*DIRECTION*. Copy out the complete listing, word for word.
***** MATERIAL FOR THIS TASK *****
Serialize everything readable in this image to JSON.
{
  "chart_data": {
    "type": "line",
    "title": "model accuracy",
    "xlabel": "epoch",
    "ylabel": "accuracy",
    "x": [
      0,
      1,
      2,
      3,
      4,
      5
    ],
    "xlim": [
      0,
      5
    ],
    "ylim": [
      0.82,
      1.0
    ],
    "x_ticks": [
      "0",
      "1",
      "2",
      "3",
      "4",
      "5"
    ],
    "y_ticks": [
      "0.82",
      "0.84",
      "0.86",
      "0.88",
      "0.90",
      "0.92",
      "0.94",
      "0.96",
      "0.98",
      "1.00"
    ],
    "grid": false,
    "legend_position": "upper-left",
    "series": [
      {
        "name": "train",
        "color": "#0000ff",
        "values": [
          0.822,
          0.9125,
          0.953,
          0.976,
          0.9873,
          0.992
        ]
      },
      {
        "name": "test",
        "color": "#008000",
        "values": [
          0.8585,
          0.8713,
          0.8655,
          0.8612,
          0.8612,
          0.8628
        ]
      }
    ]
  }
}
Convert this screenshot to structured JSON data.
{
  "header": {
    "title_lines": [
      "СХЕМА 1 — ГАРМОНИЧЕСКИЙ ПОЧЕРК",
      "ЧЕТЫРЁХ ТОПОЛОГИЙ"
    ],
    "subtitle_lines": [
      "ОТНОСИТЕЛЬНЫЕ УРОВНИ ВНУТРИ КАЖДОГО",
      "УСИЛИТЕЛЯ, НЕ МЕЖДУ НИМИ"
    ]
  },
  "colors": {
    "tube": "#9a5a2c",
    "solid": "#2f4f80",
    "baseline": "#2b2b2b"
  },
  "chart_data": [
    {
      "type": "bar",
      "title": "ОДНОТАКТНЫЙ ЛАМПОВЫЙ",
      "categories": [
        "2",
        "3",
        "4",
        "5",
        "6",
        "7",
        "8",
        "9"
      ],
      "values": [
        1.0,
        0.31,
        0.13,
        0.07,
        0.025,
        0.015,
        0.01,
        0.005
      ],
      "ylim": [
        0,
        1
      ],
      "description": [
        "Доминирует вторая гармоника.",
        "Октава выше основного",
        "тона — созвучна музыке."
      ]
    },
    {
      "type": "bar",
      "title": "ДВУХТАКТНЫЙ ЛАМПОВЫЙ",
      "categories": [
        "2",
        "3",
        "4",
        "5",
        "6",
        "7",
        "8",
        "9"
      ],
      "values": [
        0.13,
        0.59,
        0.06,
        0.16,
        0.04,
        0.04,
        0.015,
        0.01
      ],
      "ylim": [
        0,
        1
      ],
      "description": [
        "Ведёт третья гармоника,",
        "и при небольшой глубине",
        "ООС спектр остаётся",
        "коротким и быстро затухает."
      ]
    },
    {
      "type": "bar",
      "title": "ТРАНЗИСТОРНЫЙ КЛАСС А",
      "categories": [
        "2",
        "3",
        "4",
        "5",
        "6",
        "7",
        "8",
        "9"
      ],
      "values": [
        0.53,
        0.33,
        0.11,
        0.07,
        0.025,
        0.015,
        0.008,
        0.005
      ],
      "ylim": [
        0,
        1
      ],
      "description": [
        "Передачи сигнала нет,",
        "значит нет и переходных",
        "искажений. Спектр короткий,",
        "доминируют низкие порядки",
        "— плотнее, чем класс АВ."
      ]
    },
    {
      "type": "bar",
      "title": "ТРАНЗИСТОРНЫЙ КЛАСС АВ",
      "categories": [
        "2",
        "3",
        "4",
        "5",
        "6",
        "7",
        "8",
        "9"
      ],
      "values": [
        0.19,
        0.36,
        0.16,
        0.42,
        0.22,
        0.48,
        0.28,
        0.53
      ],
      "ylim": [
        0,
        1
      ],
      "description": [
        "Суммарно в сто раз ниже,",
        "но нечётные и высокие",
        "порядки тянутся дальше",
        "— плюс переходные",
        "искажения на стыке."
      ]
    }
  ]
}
*****
*EXERCISE SOLUTION*.
Serialize everything readable in this image to JSON.
{
  "chart_data": {
    "type": "line",
    "title": "model accuracy",
    "xlabel": "epoch",
    "ylabel": "accuracy",
    "x": [
      0,
      1,
      2,
      3,
      4,
      5
    ],
    "xlim": [
      0,
      5
    ],
    "ylim": [
      0.82,
      1.0
    ],
    "x_ticks": [
      "0",
      "1",
      "2",
      "3",
      "4",
      "5"
    ],
    "y_ticks": [
      "0.82",
      "0.84",
      "0.86",
      "0.88",
      "0.90",
      "0.92",
      "0.94",
      "0.96",
      "0.98",
      "1.00"
    ],
    "grid": false,
    "legend_position": "upper-left",
    "series": [
      {
        "name": "train",
        "color": "#0000ff",
        "values": [
          0.822,
          0.9125,
          0.953,
          0.976,
          0.9873,
          0.992
        ]
      },
      {
        "name": "test",
        "color": "#008000",
        "values": [
          0.8585,
          0.8713,
          0.8655,
          0.8612,
          0.8612,
          0.8628
        ]
      }
    ]
  }
}
Convert this screenshot to structured JSON data.
{
  "header": {
    "title_lines": [
      "СХЕМА 1 — ГАРМОНИЧЕСКИЙ ПОЧЕРК",
      "ЧЕТЫРЁХ ТОПОЛОГИЙ"
    ],
    "subtitle_lines": [
      "ОТНОСИТЕЛЬНЫЕ УРОВНИ ВНУТРИ КАЖДОГО",
      "УСИЛИТЕЛЯ, НЕ МЕЖДУ НИМИ"
    ]
  },
  "colors": {
    "tube": "#9a5a2c",
    "solid": "#2f4f80",
    "baseline": "#2b2b2b"
  },
  "chart_data": [
    {
      "type": "bar",
      "title": "ОДНОТАКТНЫЙ ЛАМПОВЫЙ",
      "categories": [
        "2",
        "3",
        "4",
        "5",
        "6",
        "7",
        "8",
        "9"
      ],
      "values": [
        1.0,
        0.31,
        0.13,
        0.07,
        0.025,
        0.015,
        0.01,
        0.005
      ],
      "ylim": [
        0,
        1
      ],
      "description": [
        "Доминирует вторая гармоника.",
        "Октава выше основного",
        "тона — созвучна музыке."
      ]
    },
    {
      "type": "bar",
      "title": "ДВУХТАКТНЫЙ ЛАМПОВЫЙ",
      "categories": [
        "2",
        "3",
        "4",
        "5",
        "6",
        "7",
        "8",
        "9"
      ],
      "values": [
        0.13,
        0.59,
        0.06,
        0.16,
        0.04,
        0.04,
        0.015,
        0.01
      ],
      "ylim": [
        0,
        1
      ],
      "description": [
        "Ведёт третья гармоника,",
        "и при небольшой глубине",
        "ООС спектр остаётся",
        "коротким и быстро затухает."
      ]
    },
    {
      "type": "bar",
      "title": "ТРАНЗИСТОРНЫЙ КЛАСС А",
      "categories": [
        "2",
        "3",
        "4",
        "5",
        "6",
        "7",
        "8",
        "9"
      ],
      "values": [
        0.53,
        0.33,
        0.11,
        0.07,
        0.025,
        0.015,
        0.008,
        0.005
      ],
      "ylim": [
        0,
        1
      ],
      "description": [
        "Передачи сигнала нет,",
        "значит нет и переходных",
        "искажений. Спектр короткий,",
        "доминируют низкие порядки",
        "— плотнее, чем класс АВ."
      ]
    },
    {
      "type": "bar",
      "title": "ТРАНЗИСТОРНЫЙ КЛАСС АВ",
      "categories": [
        "2",
        "3",
        "4",
        "5",
        "6",
        "7",
        "8",
        "9"
      ],
      "values": [
        0.19,
        0.36,
        0.16,
        0.42,
        0.22,
        0.48,
        0.28,
        0.53
      ],
      "ylim": [
        0,
        1
      ],
      "description": [
        "Суммарно в сто раз ниже,",
        "но нечётные и высокие",
        "порядки тянутся дальше",
        "— плюс переходные",
        "искажения на стыке."
      ]
    }
  ]
}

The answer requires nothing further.